● **MATERIALS PROVIDED**
▬▬▬▬▬▬

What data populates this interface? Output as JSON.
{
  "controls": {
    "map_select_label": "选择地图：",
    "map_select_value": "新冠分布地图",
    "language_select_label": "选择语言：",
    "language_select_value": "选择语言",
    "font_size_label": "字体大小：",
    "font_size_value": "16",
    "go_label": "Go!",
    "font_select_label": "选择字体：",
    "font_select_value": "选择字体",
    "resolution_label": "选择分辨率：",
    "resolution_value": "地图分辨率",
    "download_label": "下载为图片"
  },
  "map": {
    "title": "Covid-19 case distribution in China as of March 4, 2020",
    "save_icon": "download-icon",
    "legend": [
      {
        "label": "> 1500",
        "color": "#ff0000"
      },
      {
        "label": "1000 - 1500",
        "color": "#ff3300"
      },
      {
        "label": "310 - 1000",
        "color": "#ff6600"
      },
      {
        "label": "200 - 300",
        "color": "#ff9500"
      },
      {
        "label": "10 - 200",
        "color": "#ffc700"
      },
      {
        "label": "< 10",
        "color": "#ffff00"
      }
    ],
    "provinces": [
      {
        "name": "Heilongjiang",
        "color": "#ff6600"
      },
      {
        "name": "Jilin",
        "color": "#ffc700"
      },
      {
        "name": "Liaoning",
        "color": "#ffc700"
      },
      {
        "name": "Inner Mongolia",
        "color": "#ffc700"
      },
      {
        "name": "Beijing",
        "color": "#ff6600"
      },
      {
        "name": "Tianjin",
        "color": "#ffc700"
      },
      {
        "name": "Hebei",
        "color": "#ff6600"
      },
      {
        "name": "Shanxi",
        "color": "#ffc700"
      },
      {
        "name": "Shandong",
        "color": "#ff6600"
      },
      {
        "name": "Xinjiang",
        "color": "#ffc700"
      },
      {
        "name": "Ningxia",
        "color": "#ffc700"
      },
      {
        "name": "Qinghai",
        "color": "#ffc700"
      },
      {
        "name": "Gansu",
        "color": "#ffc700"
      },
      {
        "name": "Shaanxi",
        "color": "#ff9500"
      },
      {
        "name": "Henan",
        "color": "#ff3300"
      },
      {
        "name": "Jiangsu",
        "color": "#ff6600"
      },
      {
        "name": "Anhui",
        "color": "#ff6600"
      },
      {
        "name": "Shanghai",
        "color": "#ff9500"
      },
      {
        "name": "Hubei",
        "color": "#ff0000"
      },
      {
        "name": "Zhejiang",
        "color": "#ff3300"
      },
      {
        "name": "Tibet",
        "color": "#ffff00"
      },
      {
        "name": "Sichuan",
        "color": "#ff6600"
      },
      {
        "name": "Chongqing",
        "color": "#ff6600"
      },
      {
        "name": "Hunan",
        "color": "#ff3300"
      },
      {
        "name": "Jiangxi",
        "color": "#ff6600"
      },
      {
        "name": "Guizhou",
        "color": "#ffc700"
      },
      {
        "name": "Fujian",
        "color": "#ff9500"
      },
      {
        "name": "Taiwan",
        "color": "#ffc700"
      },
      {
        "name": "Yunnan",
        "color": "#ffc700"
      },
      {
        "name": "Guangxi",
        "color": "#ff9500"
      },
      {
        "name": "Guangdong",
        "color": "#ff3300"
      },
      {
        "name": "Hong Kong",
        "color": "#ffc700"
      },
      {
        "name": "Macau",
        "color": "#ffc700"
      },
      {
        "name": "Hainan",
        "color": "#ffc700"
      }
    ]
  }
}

▬▬▬▬▬▬

● **DIRECTIONS**
Copy the lines from the entries above in which the word "选择字体" appears.

● **COMPLETED TASK**
    "font_select_label": "选择字体：",
    "font_select_value": "选择字体",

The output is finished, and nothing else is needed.